SOURCE MATERIAL:
__________________________________________________

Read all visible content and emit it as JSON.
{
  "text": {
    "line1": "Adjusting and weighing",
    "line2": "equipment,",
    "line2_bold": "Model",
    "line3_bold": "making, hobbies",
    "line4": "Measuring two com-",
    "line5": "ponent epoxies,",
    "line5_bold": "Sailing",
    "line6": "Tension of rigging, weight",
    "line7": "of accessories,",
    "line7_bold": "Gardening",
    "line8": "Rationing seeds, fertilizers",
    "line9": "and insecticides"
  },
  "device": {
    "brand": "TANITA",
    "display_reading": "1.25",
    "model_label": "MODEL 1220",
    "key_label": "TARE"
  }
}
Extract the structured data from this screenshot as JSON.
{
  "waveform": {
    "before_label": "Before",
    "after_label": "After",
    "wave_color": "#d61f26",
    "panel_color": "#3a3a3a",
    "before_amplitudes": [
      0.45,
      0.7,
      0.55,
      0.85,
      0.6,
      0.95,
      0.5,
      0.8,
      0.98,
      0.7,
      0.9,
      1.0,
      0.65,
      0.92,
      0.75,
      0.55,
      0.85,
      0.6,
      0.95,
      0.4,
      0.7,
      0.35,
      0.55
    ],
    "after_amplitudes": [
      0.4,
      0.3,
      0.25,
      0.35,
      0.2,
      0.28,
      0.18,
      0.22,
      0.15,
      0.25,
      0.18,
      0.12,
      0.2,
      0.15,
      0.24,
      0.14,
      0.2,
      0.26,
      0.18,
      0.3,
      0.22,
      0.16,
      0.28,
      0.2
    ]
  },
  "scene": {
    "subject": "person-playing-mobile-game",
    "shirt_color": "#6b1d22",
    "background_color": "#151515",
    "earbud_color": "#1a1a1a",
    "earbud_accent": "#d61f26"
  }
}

__________________________________________________

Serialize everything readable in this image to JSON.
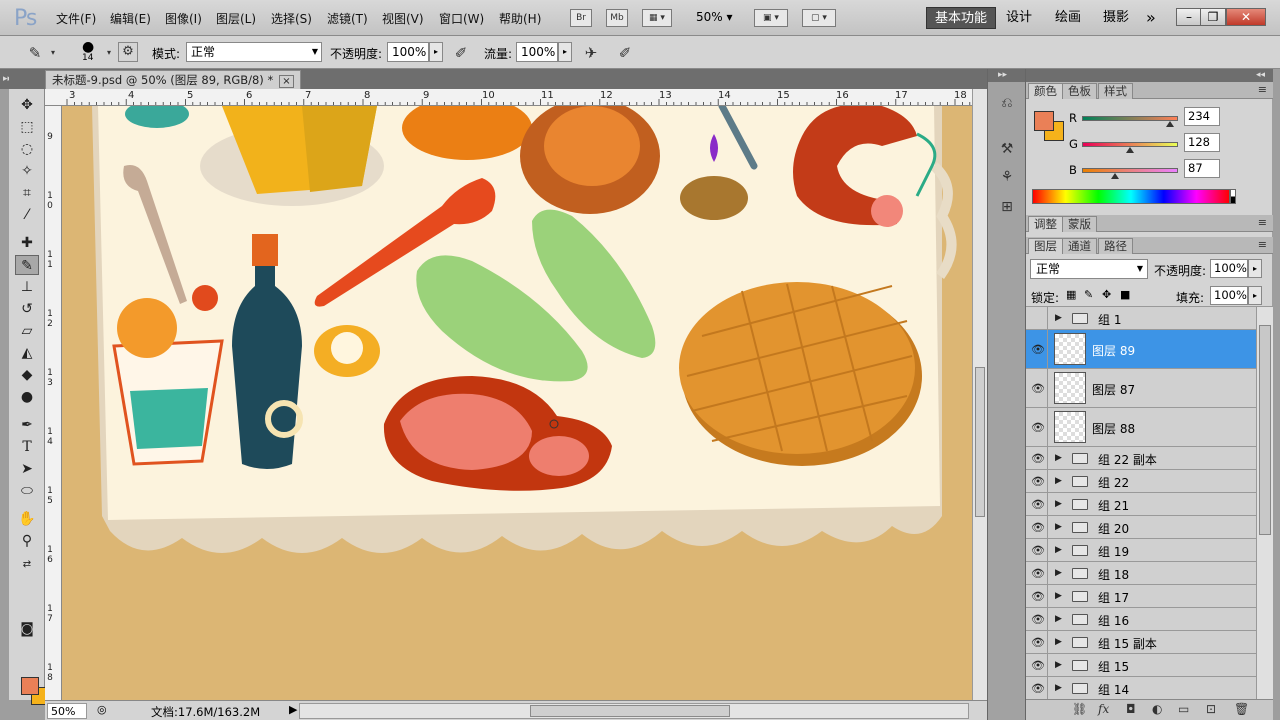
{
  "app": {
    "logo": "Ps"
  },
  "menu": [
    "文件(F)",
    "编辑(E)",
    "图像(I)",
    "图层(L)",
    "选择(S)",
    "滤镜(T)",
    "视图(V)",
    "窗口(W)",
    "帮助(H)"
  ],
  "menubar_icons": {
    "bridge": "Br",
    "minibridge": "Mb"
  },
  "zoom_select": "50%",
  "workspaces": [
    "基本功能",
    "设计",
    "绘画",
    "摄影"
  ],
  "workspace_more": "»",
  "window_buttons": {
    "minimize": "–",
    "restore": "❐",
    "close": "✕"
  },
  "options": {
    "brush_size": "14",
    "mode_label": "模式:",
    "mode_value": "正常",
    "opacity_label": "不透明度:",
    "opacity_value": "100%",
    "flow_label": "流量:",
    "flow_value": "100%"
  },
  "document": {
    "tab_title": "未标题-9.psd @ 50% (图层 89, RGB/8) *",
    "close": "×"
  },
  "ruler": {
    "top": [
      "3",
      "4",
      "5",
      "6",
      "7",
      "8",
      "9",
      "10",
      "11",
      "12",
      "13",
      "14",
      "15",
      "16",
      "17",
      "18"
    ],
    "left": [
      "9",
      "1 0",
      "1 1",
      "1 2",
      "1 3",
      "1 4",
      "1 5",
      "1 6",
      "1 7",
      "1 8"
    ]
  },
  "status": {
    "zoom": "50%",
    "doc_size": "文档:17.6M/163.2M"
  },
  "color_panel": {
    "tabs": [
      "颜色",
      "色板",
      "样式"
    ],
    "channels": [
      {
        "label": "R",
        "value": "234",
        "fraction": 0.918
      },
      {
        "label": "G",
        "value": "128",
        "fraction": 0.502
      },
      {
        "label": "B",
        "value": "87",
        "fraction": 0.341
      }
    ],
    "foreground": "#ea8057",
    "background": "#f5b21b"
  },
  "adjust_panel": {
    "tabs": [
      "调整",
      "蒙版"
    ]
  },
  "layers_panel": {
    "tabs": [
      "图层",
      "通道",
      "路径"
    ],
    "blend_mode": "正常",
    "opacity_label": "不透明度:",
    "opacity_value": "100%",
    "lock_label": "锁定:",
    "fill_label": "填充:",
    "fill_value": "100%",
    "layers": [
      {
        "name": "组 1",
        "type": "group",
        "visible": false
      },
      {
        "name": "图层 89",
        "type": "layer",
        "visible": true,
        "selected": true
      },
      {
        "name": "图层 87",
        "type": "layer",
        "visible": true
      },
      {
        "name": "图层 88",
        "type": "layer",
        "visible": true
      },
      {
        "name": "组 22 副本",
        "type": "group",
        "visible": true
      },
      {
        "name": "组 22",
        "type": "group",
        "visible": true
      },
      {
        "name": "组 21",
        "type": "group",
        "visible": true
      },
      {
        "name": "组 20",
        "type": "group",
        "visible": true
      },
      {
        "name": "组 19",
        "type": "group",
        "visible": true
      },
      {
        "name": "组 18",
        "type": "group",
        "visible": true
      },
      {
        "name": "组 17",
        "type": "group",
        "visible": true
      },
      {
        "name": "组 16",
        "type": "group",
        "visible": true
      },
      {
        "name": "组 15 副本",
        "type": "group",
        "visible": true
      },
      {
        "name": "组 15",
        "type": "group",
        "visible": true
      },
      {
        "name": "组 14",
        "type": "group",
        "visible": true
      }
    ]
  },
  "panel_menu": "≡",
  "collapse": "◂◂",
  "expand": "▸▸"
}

__________________________________________________

TASK INSTRUCTIONS:
In the entries above, find each line with the word "JSON" and copy it.

SOLUTION:
Read all visible content and emit it as JSON.
Extract the structured data from this screenshot as JSON.
Serialize everything readable in this image to JSON.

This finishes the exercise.